Collected data entries
◇ ◇ ◇ ◇ ◇ ◇ ◇
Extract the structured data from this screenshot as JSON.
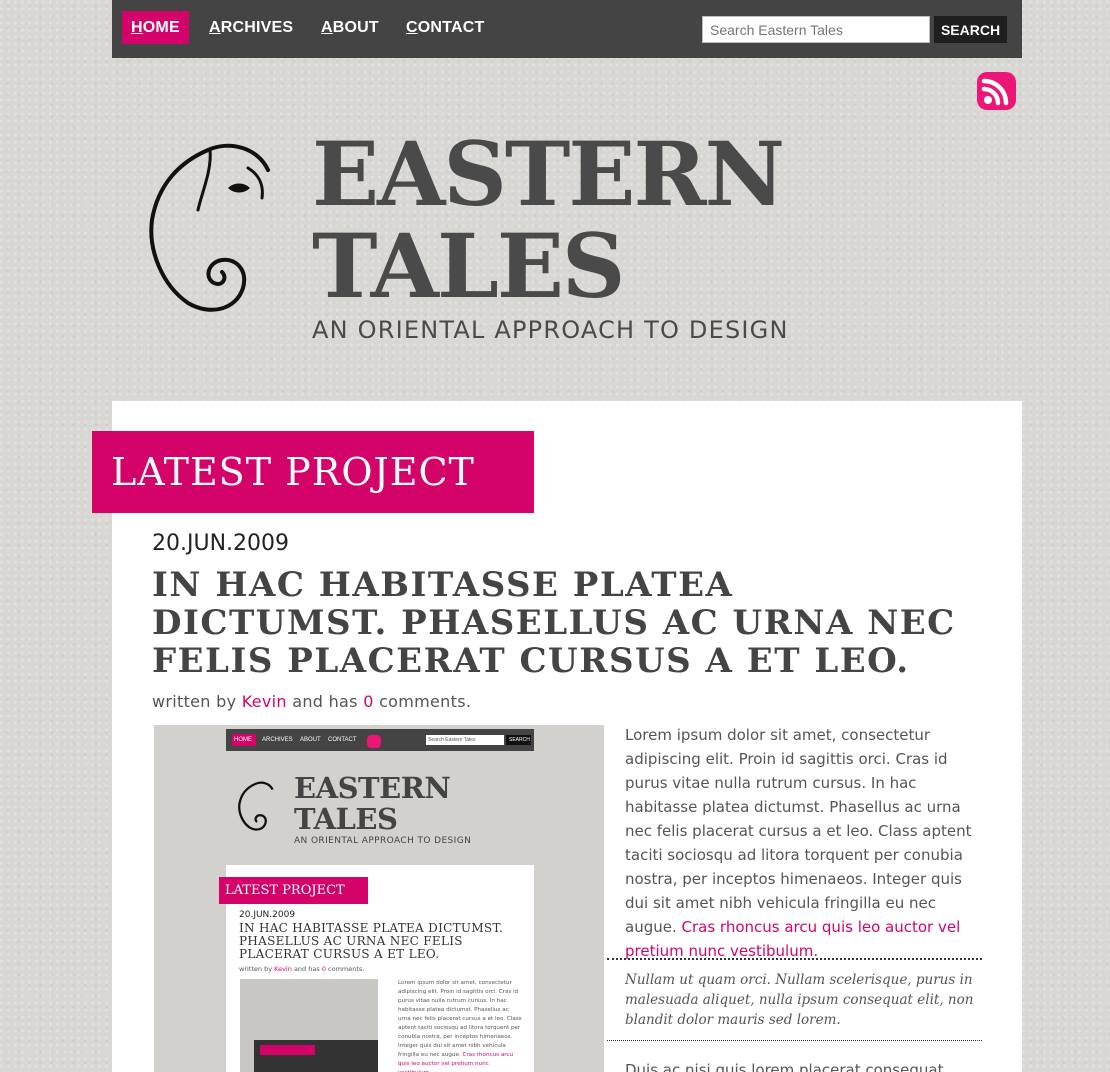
{
  "nav": {
    "items": [
      {
        "label": "HOME",
        "active": true
      },
      {
        "label": "ARCHIVES",
        "active": false
      },
      {
        "label": "ABOUT",
        "active": false
      },
      {
        "label": "CONTACT",
        "active": false
      }
    ]
  },
  "search": {
    "placeholder": "Search Eastern Tales",
    "value": "Search Eastern Tales",
    "button_label": "SEARCH"
  },
  "header": {
    "title_line1": "EASTERN",
    "title_line2": "TALES",
    "tagline": "AN ORIENTAL APPROACH TO DESIGN"
  },
  "section": {
    "badge": "LATEST PROJECT"
  },
  "post": {
    "date": "20.JUN.2009",
    "title": "IN HAC HABITASSE PLATEA DICTUMST. PHASELLUS AC URNA NEC FELIS PLACERAT CURSUS A ET LEO.",
    "meta_prefix": "written by",
    "author": "Kevin",
    "meta_middle": "and has",
    "comment_count": "0",
    "meta_suffix": "comments.",
    "body_plain": "Lorem ipsum dolor sit amet, consectetur adipiscing elit. Proin id sagittis orci. Cras id purus vitae nulla rutrum cursus. In hac habitasse platea dictumst. Phasellus ac urna nec felis placerat cursus a et leo. Class aptent taciti sociosqu ad litora torquent per conubia nostra, per inceptos himenaeos. Integer quis dui sit amet nibh vehicula fringilla eu nec augue.",
    "body_link": "Cras rhoncus arcu quis leo auctor vel pretium nunc vestibulum.",
    "quote": "Nullam ut quam orci. Nullam scelerisque, purus in malesuada aliquet, nulla ipsum consequat elit, non blandit dolor mauris sed lorem.",
    "body_2": "Duis ac nisi quis lorem placerat consequat"
  },
  "thumbnail": {
    "nav": [
      "HOME",
      "ARCHIVES",
      "ABOUT",
      "CONTACT"
    ],
    "search": "Search Eastern Tales",
    "search_button": "SEARCH",
    "title": "EASTERN TALES",
    "tagline": "AN ORIENTAL APPROACH TO DESIGN",
    "badge": "LATEST PROJECT",
    "date": "20.JUN.2009",
    "post_title": "IN HAC HABITASSE PLATEA DICTUMST. PHASELLUS AC URNA NEC FELIS PLACERAT CURSUS A ET LEO.",
    "meta_prefix": "written by",
    "author": "Kevin",
    "meta_middle": "and has",
    "comment_count": "0",
    "meta_suffix": "comments.",
    "body": "Lorem ipsum dolor sit amet, consectetur adipiscing elit. Proin id sagittis orci. Cras id purus vitae nulla rutrum cursus. In hac habitasse platea dictumst. Phasellus ac urna nec felis placerat cursus a et leo. Class aptent taciti sociosqu ad litora torquent per conubia nostra, per inceptos himenaeos. Integer quis dui sit amet nibh vehicula fringilla eu nec augue.",
    "body_link": "Cras rhoncus arcu quis leo auctor vel pretium nunc vestibulum."
  },
  "colors": {
    "accent": "#d4036a",
    "nav_bg": "#444444",
    "rss": "#ed1677"
  },
  "icons": {
    "rss": "rss-feed-icon",
    "logo": "elephant-logo-icon"
  }
}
◇ ◇ ◇ ◇ ◇ ◇ ◇
**Exercise requirements:**
Pick out, from the lines above, every one that contains the string "badge".

**Answer to the exercise:**
    "badge": "LATEST PROJECT"
    "badge": "LATEST PROJECT",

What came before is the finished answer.